● **Entries supplied**:

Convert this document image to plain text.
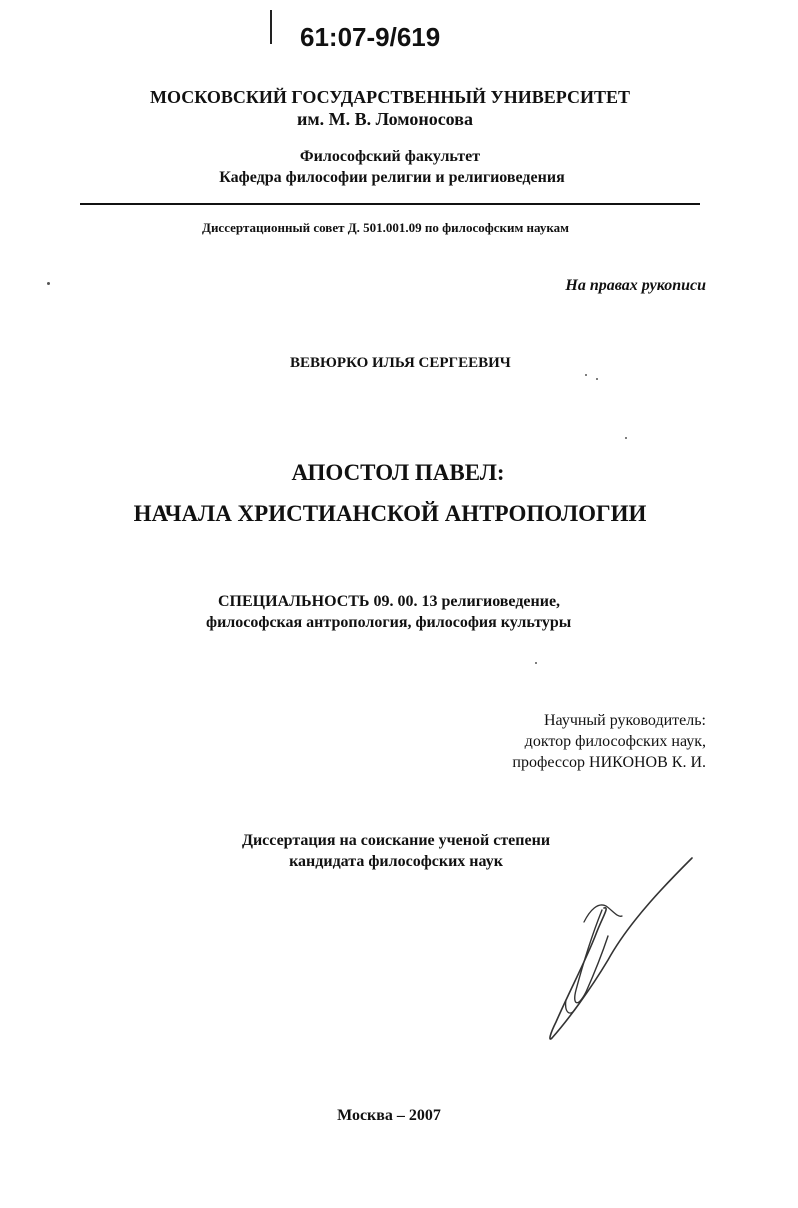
61:07-9/619
МОСКОВСКИЙ ГОСУДАРСТВЕННЫЙ УНИВЕРСИТЕТ
им. М. В. Ломоносова
Философский факультет
Кафедра философии религии и религиоведения
Диссертационный совет Д. 501.001.09 по философским наукам
На правах рукописи
ВЕВЮРКО ИЛЬЯ СЕРГЕЕВИЧ
АПОСТОЛ ПАВЕЛ:
НАЧАЛА ХРИСТИАНСКОЙ АНТРОПОЛОГИИ
СПЕЦИАЛЬНОСТЬ 09. 00. 13 религиоведение,
философская антропология, философия культуры
Научный руководитель:
доктор философских наук,
профессор НИКОНОВ К. И.
Диссертация на соискание ученой степени
кандидата философских наук
Москва – 2007
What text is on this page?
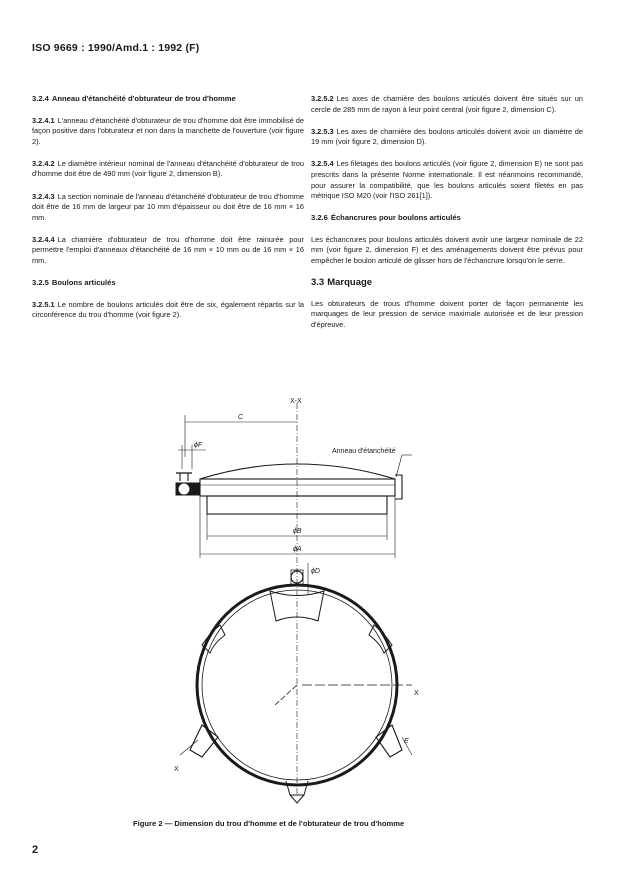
ISO 9669 : 1990/Amd.1 : 1992 (F)

3.2.4 Anneau d'étanchéité d'obturateur de trou d'homme

3.2.4.1 L'anneau d'étanchéité d'obturateur de trou d'homme doit être immobilisé de façon positive dans l'obturateur et non dans la manchette de l'ouverture (voir figure 2).

3.2.4.2 Le diamètre intérieur nominal de l'anneau d'étanchéité d'obturateur de trou d'homme doit être de 490 mm (voir figure 2, dimension B).

3.2.4.3 La section nominale de l'anneau d'étanchéité d'obturateur de trou d'homme doit être de 16 mm de largeur par 10 mm d'épaisseur ou doit être de 16 mm × 16 mm.

3.2.4.4 La charnière d'obturateur de trou d'homme doit être rainurée pour permettre l'emploi d'anneaux d'étanchéité de 16 mm × 10 mm ou de 16 mm × 16 mm.

3.2.5 Boulons articulés

3.2.5.1 Le nombre de boulons articulés doit être de six, également répartis sur la circonférence du trou d'homme (voir figure 2).

3.2.5.2 Les axes de charnière des boulons articulés doivent être situés sur un cercle de 285 mm de rayon à leur point central (voir figure 2, dimension C).

3.2.5.3 Les axes de charnière des boulons articulés doivent avoir un diamètre de 19 mm (voir figure 2, dimension D).

3.2.5.4 Les filetages des boulons articulés (voir figure 2, dimension E) ne sont pas prescrits dans la présente Norme internationale. Il est néanmoins recommandé, pour assurer la compatibilité, que les boulons articulés soient filetés en pas métrique ISO M20 (voir l'ISO 261[1]).

3.2.6 Échancrures pour boulons articulés

Les échancrures pour boulons articulés doivent avoir une largeur nominale de 22 mm (voir figure 2, dimension F) et des aménagements doivent être prévus pour empêcher le boulon articulé de glisser hors de l'échancrure lorsqu'on le serre.

3.3 Marquage

Les obturateurs de trous d'homme doivent porter de façon permanente les marquages de leur pression de service maximale autorisée et de leur pression d'épreuve.

X-X
C
ϕF
Anneau d'étanchéité
ϕB
ϕA
ϕD
X
E
X
Figure 2 — Dimension du trou d'homme et de l'obturateur de trou d'homme
2
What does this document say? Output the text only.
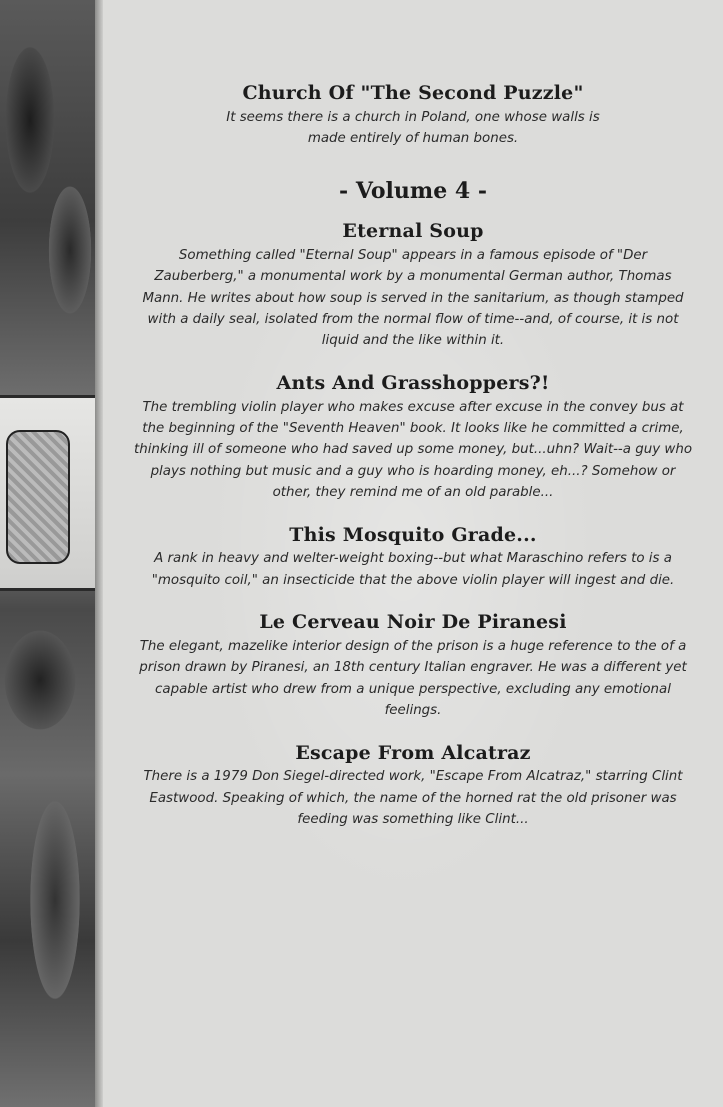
Church Of "The Second Puzzle"

It seems there is a church in Poland, one whose walls is made entirely of human bones.

- Volume 4 -
Eternal Soup

Something called "Eternal Soup" appears in a famous episode of "Der Zauberberg," a monumental work by a monumental German author, Thomas Mann. He writes about how soup is served in the sanitarium, as though stamped with a daily seal, isolated from the normal flow of time--and, of course, it is not liquid and the like within it.

Ants And Grasshoppers?!

The trembling violin player who makes excuse after excuse in the convey bus at the beginning of the "Seventh Heaven" book. It looks like he committed a crime, thinking ill of someone who had saved up some money, but...uhn? Wait--a guy who plays nothing but music and a guy who is hoarding money, eh...? Somehow or other, they remind me of an old parable...

This Mosquito Grade...

A rank in heavy and welter-weight boxing--but what Maraschino refers to is a "mosquito coil," an insecticide that the above violin player will ingest and die.

Le Cerveau Noir De Piranesi

The elegant, mazelike interior design of the prison is a huge reference to the of a prison drawn by Piranesi, an 18th century Italian engraver. He was a different yet capable artist who drew from a unique perspective, excluding any emotional feelings.

Escape From Alcatraz

There is a 1979 Don Siegel-directed work, "Escape From Alcatraz," starring Clint Eastwood. Speaking of which, the name of the horned rat the old prisoner was feeding was something like Clint...
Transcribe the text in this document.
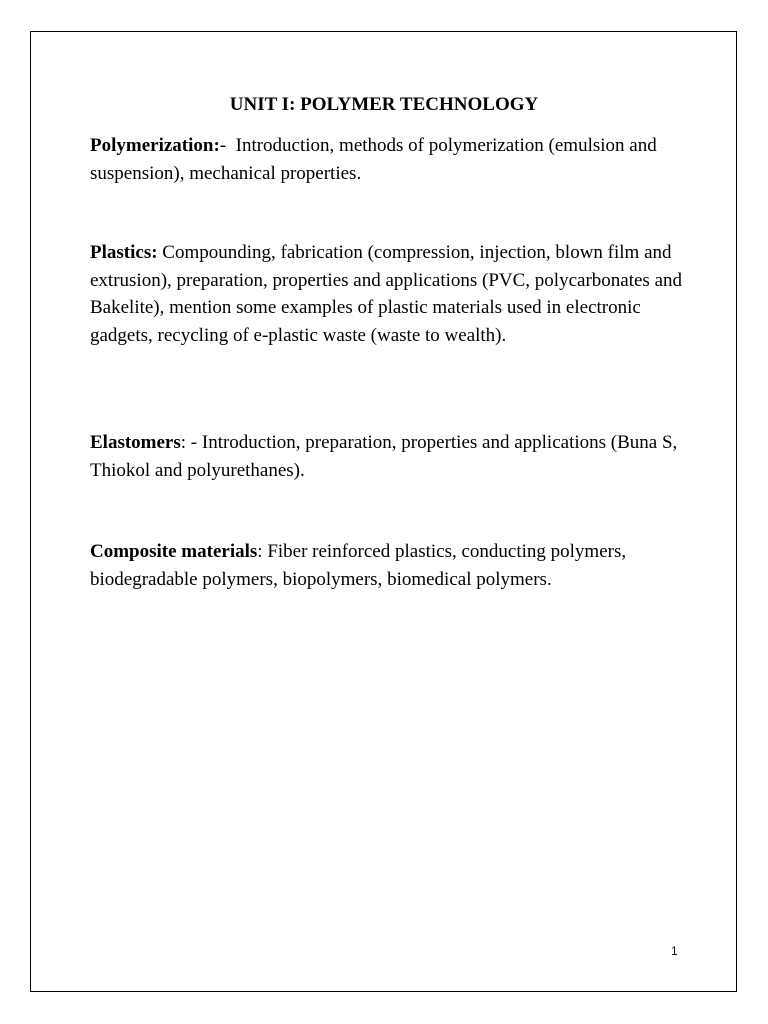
UNIT I: POLYMER TECHNOLOGY

Polymerization:-  Introduction, methods of polymerization (emulsion and suspension), mechanical properties.

Plastics: Compounding, fabrication (compression, injection, blown film and extrusion), preparation, properties and applications (PVC, polycarbonates and Bakelite), mention some examples of plastic materials used in electronic gadgets, recycling of e-plastic waste (waste to wealth).

Elastomers: - Introduction, preparation, properties and applications (Buna S, Thiokol and polyurethanes).

Composite materials: Fiber reinforced plastics, conducting polymers, biodegradable polymers, biopolymers, biomedical polymers.

1
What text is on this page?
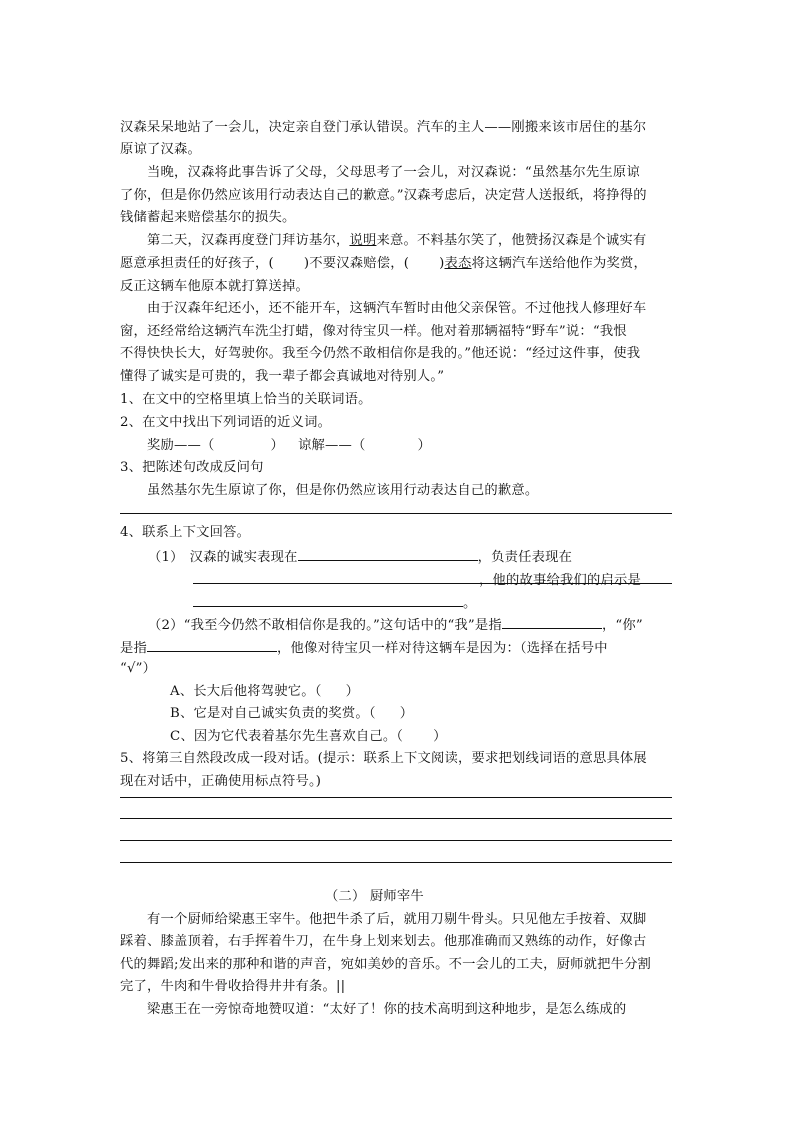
汉森呆呆地站了一会儿，决定亲自登门承认错误。汽车的主人——刚搬来该市居住的基尔
原谅了汉森。
当晚，汉森将此事告诉了父母，父母思考了一会儿，对汉森说：“虽然基尔先生原谅
了你，但是你仍然应该用行动表达自己的歉意。”汉森考虑后，决定营人送报纸，将挣得的
钱储蓄起来赔偿基尔的损失。
第二天，汉森再度登门拜访基尔，说明来意。不料基尔笑了，他赞扬汉森是个诚实有
愿意承担责任的好孩子，( )不要汉森赔偿，( )表态将这辆汽车送给他作为奖赏，
反正这辆车他原本就打算送掉。
由于汉森年纪还小，还不能开车，这辆汽车暂时由他父亲保管。不过他找人修理好车
窗，还经常给这辆汽车洗尘打蜡，像对待宝贝一样。他对着那辆福特“野车”说：“我恨
不得快快长大，好驾驶你。我至今仍然不敢相信你是我的。”他还说：“经过这件事，使我
懂得了诚实是可贵的，我一辈子都会真诚地对待别人。”
1、在文中的空格里填上恰当的关联词语。
2、在文中找出下列词语的近义词。
奖励——（	） 谅解——（	）
3、把陈述句改成反问句
虽然基尔先生原谅了你，但是你仍然应该用行动表达自己的歉意。
4、联系上下文回答。
（1） 汉森的诚实表现在	，负责任表现在
，他的故事给我们的启示是
。
（2）“我至今仍然不敢相信你是我的。”这句话中的“我”是指	，“你”
是指	，他像对待宝贝一样对待这辆车是因为：（选择在括号中
“√”）
A、长大后他将驾驶它。（ ）
B、它是对自己诚实负责的奖赏。（ ）
C、因为它代表着基尔先生喜欢自己。（ ）
5、将第三自然段改成一段对话。(提示：联系上下文阅读，要求把划线词语的意思具体展
现在对话中，正确使用标点符号。)
（二） 厨师宰牛
有一个厨师给梁惠王宰牛。他把牛杀了后，就用刀剔牛骨头。只见他左手按着、双脚
踩着、膝盖顶着，右手挥着牛刀，在牛身上划来划去。他那准确而又熟练的动作，好像古
代的舞蹈;发出来的那种和谐的声音，宛如美妙的音乐。不一会儿的工夫，厨师就把牛分割
完了，牛肉和牛骨收拾得井井有条。||
梁惠王在一旁惊奇地赞叹道：“太好了！你的技术高明到这种地步，是怎么练成的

● **Short exercise**:
Which lines contain "Introduction"? Copy each of them out.

● **Expected output**:
Polymerization:-  Introduction, methods of polymerization (emulsion and suspension), mechanical properties.
Elastomers: - Introduction, preparation, properties and applications (Buna S, Thiokol and polyurethanes).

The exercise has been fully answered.